--- Given entries ---

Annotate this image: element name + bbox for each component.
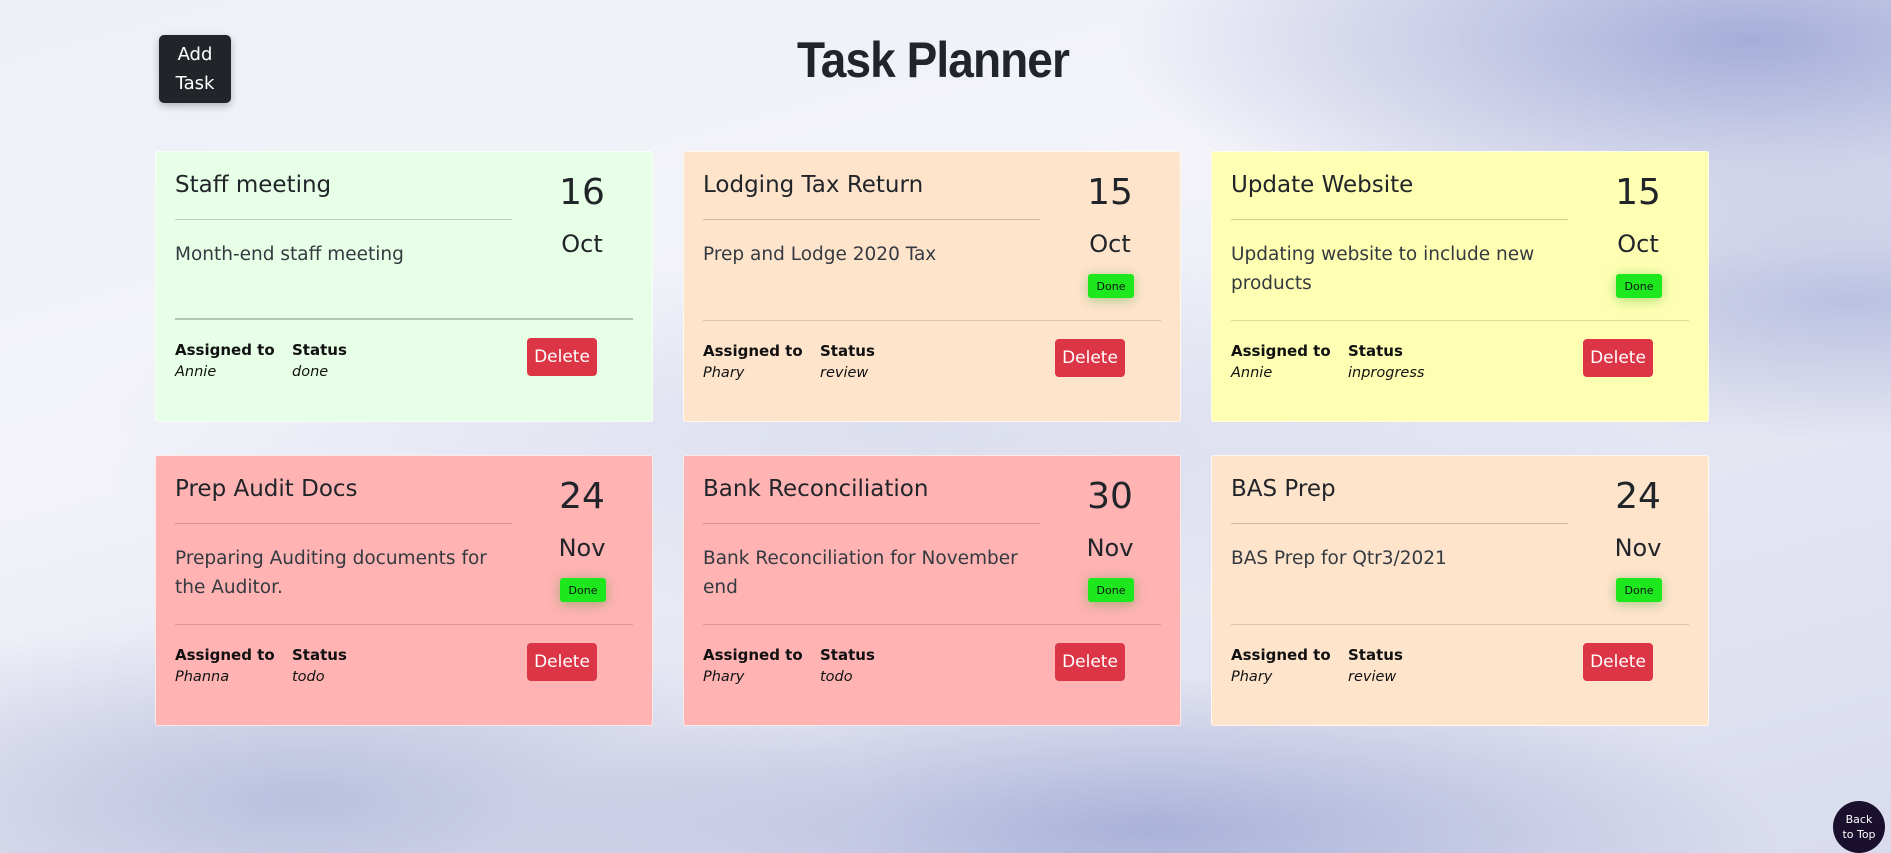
task-title: Update Website bbox=[1231, 172, 1414, 198]
assignee-value: Annie bbox=[175, 364, 217, 380]
title-divider bbox=[175, 523, 512, 524]
due-day: 30 bbox=[1087, 476, 1133, 517]
delete-button[interactable]: Delete bbox=[527, 338, 597, 376]
task-description: Prep and Lodge 2020 Tax bbox=[703, 244, 937, 265]
delete-button[interactable]: Delete bbox=[1055, 339, 1125, 377]
task-description: Preparing Auditing documents for the Aud… bbox=[175, 548, 487, 598]
assigned-to-label: Assigned to bbox=[175, 341, 275, 359]
assigned-to-label: Assigned to bbox=[703, 646, 803, 664]
status-label: Status bbox=[820, 646, 875, 664]
assignee-value: Phary bbox=[703, 669, 745, 685]
status-label: Status bbox=[1348, 342, 1403, 360]
task-card: Lodging Tax Return Prep and Lodge 2020 Ta… bbox=[683, 151, 1181, 422]
title-divider bbox=[1231, 219, 1568, 220]
page-title: Task Planner bbox=[797, 32, 1070, 88]
due-day: 15 bbox=[1087, 172, 1133, 213]
assignee-value: Phanna bbox=[175, 669, 230, 685]
delete-button[interactable]: Delete bbox=[1055, 643, 1125, 681]
status-value: review bbox=[820, 365, 869, 381]
status-value: done bbox=[292, 364, 329, 380]
footer-divider bbox=[703, 320, 1161, 321]
assignee-value: Phary bbox=[703, 365, 745, 381]
status-value: todo bbox=[820, 669, 853, 685]
status-label: Status bbox=[292, 341, 347, 359]
assigned-to-label: Assigned to bbox=[1231, 342, 1331, 360]
assigned-to-label: Assigned to bbox=[175, 646, 275, 664]
delete-button[interactable]: Delete bbox=[527, 643, 597, 681]
title-divider bbox=[1231, 523, 1568, 524]
task-description: Month-end staff meeting bbox=[175, 244, 404, 265]
due-day: 24 bbox=[1615, 476, 1661, 517]
footer-divider bbox=[703, 624, 1161, 625]
task-title: BAS Prep bbox=[1231, 476, 1336, 502]
delete-button[interactable]: Delete bbox=[1583, 339, 1653, 377]
task-description: Bank Reconciliation for November end bbox=[703, 548, 1018, 598]
task-card: BAS Prep BAS Prep for Qtr3/2021 24 Nov Done A… bbox=[1211, 455, 1709, 726]
due-month: Nov bbox=[1086, 534, 1134, 562]
task-card: Update Website Updating website to includ… bbox=[1211, 151, 1709, 422]
footer-divider bbox=[175, 624, 633, 625]
status-label: Status bbox=[1348, 646, 1403, 664]
task-card: Prep Audit Docs Preparing Auditing docume… bbox=[155, 455, 653, 726]
status-value: todo bbox=[292, 669, 325, 685]
due-month: Nov bbox=[558, 534, 606, 562]
due-month: Oct bbox=[1089, 230, 1131, 258]
task-card: Bank Reconciliation Bank Reconciliation f… bbox=[683, 455, 1181, 726]
assignee-value: Phary bbox=[1231, 669, 1273, 685]
task-title: Bank Reconciliation bbox=[703, 476, 929, 502]
footer-divider bbox=[175, 318, 633, 320]
assigned-to-label: Assigned to bbox=[703, 342, 803, 360]
back-to-top-button[interactable]: Back to Top bbox=[1833, 801, 1885, 853]
task-description: Updating website to include new products bbox=[1231, 244, 1535, 294]
due-day: 15 bbox=[1615, 172, 1661, 213]
due-day: 16 bbox=[559, 172, 605, 213]
status-value: review bbox=[1348, 669, 1397, 685]
mark-done-button[interactable]: Done bbox=[1616, 274, 1662, 298]
task-description: BAS Prep for Qtr3/2021 bbox=[1231, 548, 1447, 569]
title-divider bbox=[175, 219, 512, 220]
title-divider bbox=[703, 523, 1040, 524]
status-label: Status bbox=[292, 646, 347, 664]
footer-divider bbox=[1231, 320, 1689, 321]
task-title: Lodging Tax Return bbox=[703, 172, 924, 198]
task-title: Staff meeting bbox=[175, 172, 332, 198]
task-title: Prep Audit Docs bbox=[175, 476, 358, 502]
due-day: 24 bbox=[559, 476, 605, 517]
mark-done-button[interactable]: Done bbox=[1088, 578, 1134, 602]
status-value: inprogress bbox=[1348, 365, 1425, 381]
assigned-to-label: Assigned to bbox=[1231, 646, 1331, 664]
due-month: Oct bbox=[1617, 230, 1659, 258]
mark-done-button[interactable]: Done bbox=[1088, 274, 1134, 298]
assignee-value: Annie bbox=[1231, 365, 1273, 381]
due-month: Nov bbox=[1614, 534, 1662, 562]
mark-done-button[interactable]: Done bbox=[560, 578, 606, 602]
mark-done-button[interactable]: Done bbox=[1616, 578, 1662, 602]
task-card: Staff meeting Month-end staff meeting 16 Oc… bbox=[155, 151, 653, 422]
delete-button[interactable]: Delete bbox=[1583, 643, 1653, 681]
title-divider bbox=[703, 219, 1040, 220]
footer-divider bbox=[1231, 624, 1689, 625]
due-month: Oct bbox=[561, 230, 603, 258]
status-label: Status bbox=[820, 342, 875, 360]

---

To be done: Edit the records between the lines holding "task-title: Update Website" and "assignee-value: Phanna bbox=[175, 669, 230, 685]", inclusive, so that "Task Planner" becomes "Task Board". Give back only those lines, with everything else left unchanged.

Correct output:
task-title: Update Website bbox=[1231, 172, 1414, 198]
assignee-value: Annie bbox=[175, 364, 217, 380]
title-divider bbox=[175, 523, 512, 524]
due-day: 30 bbox=[1087, 476, 1133, 517]
delete-button[interactable]: Delete bbox=[527, 338, 597, 376]
task-description: Prep and Lodge 2020 Tax bbox=[703, 244, 937, 265]
delete-button[interactable]: Delete bbox=[1055, 339, 1125, 377]
task-description: Preparing Auditing documents for the Aud… bbox=[175, 548, 487, 598]
assigned-to-label: Assigned to bbox=[175, 341, 275, 359]
assigned-to-label: Assigned to bbox=[703, 646, 803, 664]
status-label: Status bbox=[820, 646, 875, 664]
assignee-value: Phary bbox=[703, 669, 745, 685]
status-label: Status bbox=[1348, 342, 1403, 360]
task-card: Lodging Tax Return Prep and Lodge 2020 Ta… bbox=[683, 151, 1181, 422]
title-divider bbox=[1231, 219, 1568, 220]
page-title: Task Board bbox=[797, 32, 1070, 88]
due-day: 15 bbox=[1087, 172, 1133, 213]
assignee-value: Phanna bbox=[175, 669, 230, 685]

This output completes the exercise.